* PROBLEM REQUIREMENTS:
Could you set down the records below exactly as they are, with no pictures?

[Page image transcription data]
-- -- --

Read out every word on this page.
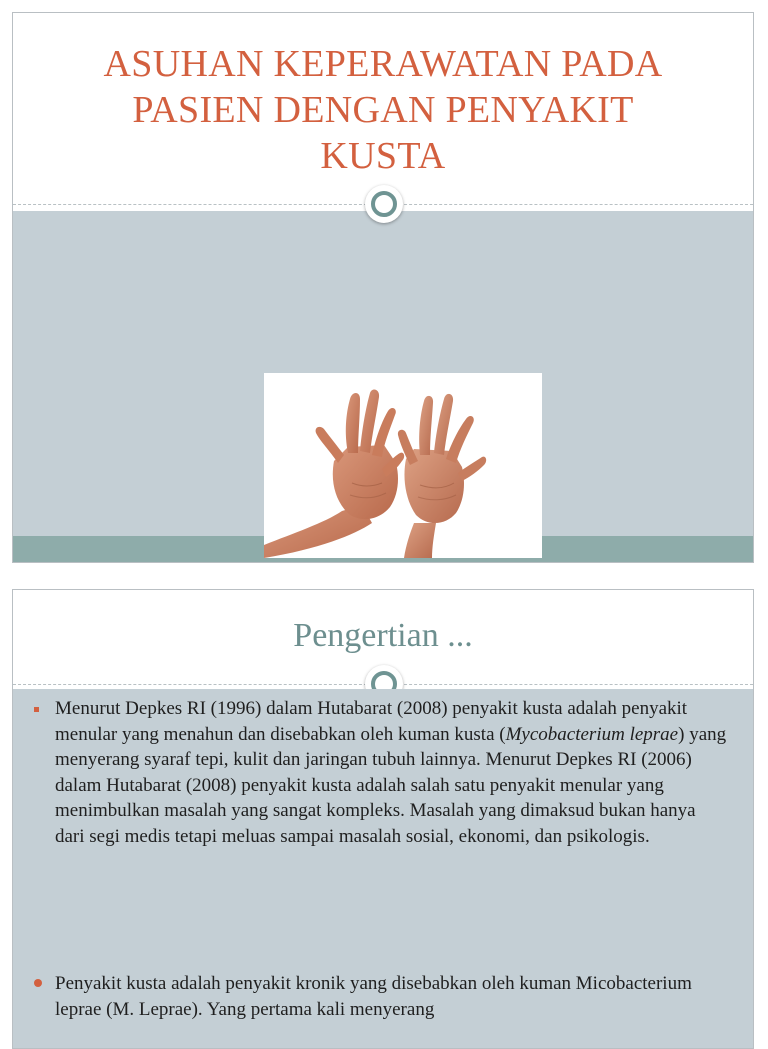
ASUHAN KEPERAWATAN PADA
PASIEN DENGAN PENYAKIT
KUSTA
Pengertian ...

Menurut Depkes RI (1996) dalam Hutabarat (2008) penyakit kusta adalah penyakit menular yang menahun dan disebabkan oleh kuman kusta (Mycobacterium leprae) yang menyerang syaraf tepi, kulit dan jaringan tubuh lainnya. Menurut Depkes RI (2006) dalam Hutabarat (2008) penyakit kusta adalah salah satu penyakit menular yang menimbulkan masalah yang sangat kompleks. Masalah yang dimaksud bukan hanya dari segi medis tetapi meluas sampai masalah sosial, ekonomi, dan psikologis.

Penyakit kusta adalah penyakit kronik yang disebabkan oleh kuman Micobacterium leprae (M. Leprae). Yang pertama kali menyerang
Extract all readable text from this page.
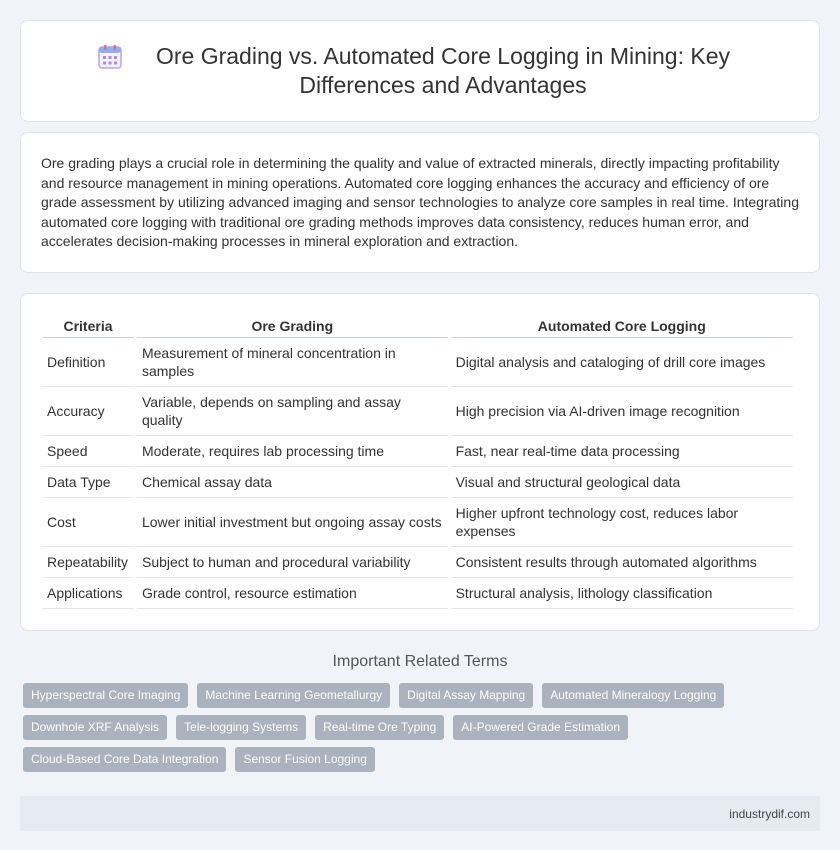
Ore Grading vs. Automated Core Logging in Mining: Key Differences and Advantages

Ore grading plays a crucial role in determining the quality and value of extracted minerals, directly impacting profitability and resource management in mining operations. Automated core logging enhances the accuracy and efficiency of ore grade assessment by utilizing advanced imaging and sensor technologies to analyze core samples in real time. Integrating automated core logging with traditional ore grading methods improves data consistency, reduces human error, and accelerates decision-making processes in mineral exploration and extraction.

Criteria	Ore Grading	Automated Core Logging
Definition	Measurement of mineral concentration in samples	Digital analysis and cataloging of drill core images
Accuracy	Variable, depends on sampling and assay quality	High precision via AI-driven image recognition
Speed	Moderate, requires lab processing time	Fast, near real-time data processing
Data Type	Chemical assay data	Visual and structural geological data
Cost	Lower initial investment but ongoing assay costs	Higher upfront technology cost, reduces labor expenses
Repeatability	Subject to human and procedural variability	Consistent results through automated algorithms
Applications	Grade control, resource estimation	Structural analysis, lithology classification
Important Related Terms
Hyperspectral Core Imaging	Machine Learning Geometallurgy	Digital Assay Mapping	Automated Mineralogy Logging
Downhole XRF Analysis	Tele-logging Systems	Real-time Ore Typing	AI-Powered Grade Estimation
Cloud-Based Core Data Integration	Sensor Fusion Logging
industrydif.com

-- -- --

* RESULT FOR THIS EXERCISE:
Read out every word on this page.
ASUHAN KEPERAWATAN PADA
PASIEN DENGAN PENYAKIT
KUSTA
Pengertian ...

Menurut Depkes RI (1996) dalam Hutabarat (2008) penyakit kusta adalah penyakit menular yang menahun dan disebabkan oleh kuman kusta (Mycobacterium leprae) yang menyerang syaraf tepi, kulit dan jaringan tubuh lainnya. Menurut Depkes RI (2006) dalam Hutabarat (2008) penyakit kusta adalah salah satu penyakit menular yang menimbulkan masalah yang sangat kompleks. Masalah yang dimaksud bukan hanya dari segi medis tetapi meluas sampai masalah sosial, ekonomi, dan psikologis.

Penyakit kusta adalah penyakit kronik yang disebabkan oleh kuman Micobacterium leprae (M. Leprae). Yang pertama kali menyerang
Extract all readable text from this page.
Ore Grading vs. Automated Core Logging in Mining: Key Differences and Advantages

Ore grading plays a crucial role in determining the quality and value of extracted minerals, directly impacting profitability and resource management in mining operations. Automated core logging enhances the accuracy and efficiency of ore grade assessment by utilizing advanced imaging and sensor technologies to analyze core samples in real time. Integrating automated core logging with traditional ore grading methods improves data consistency, reduces human error, and accelerates decision-making processes in mineral exploration and extraction.

Criteria	Ore Grading	Automated Core Logging
Definition	Measurement of mineral concentration in samples	Digital analysis and cataloging of drill core images
Accuracy	Variable, depends on sampling and assay quality	High precision via AI-driven image recognition
Speed	Moderate, requires lab processing time	Fast, near real-time data processing
Data Type	Chemical assay data	Visual and structural geological data
Cost	Lower initial investment but ongoing assay costs	Higher upfront technology cost, reduces labor expenses
Repeatability	Subject to human and procedural variability	Consistent results through automated algorithms
Applications	Grade control, resource estimation	Structural analysis, lithology classification
Important Related Terms
Hyperspectral Core Imaging	Machine Learning Geometallurgy	Digital Assay Mapping	Automated Mineralogy Logging
Downhole XRF Analysis	Tele-logging Systems	Real-time Ore Typing	AI-Powered Grade Estimation
Cloud-Based Core Data Integration	Sensor Fusion Logging
industrydif.com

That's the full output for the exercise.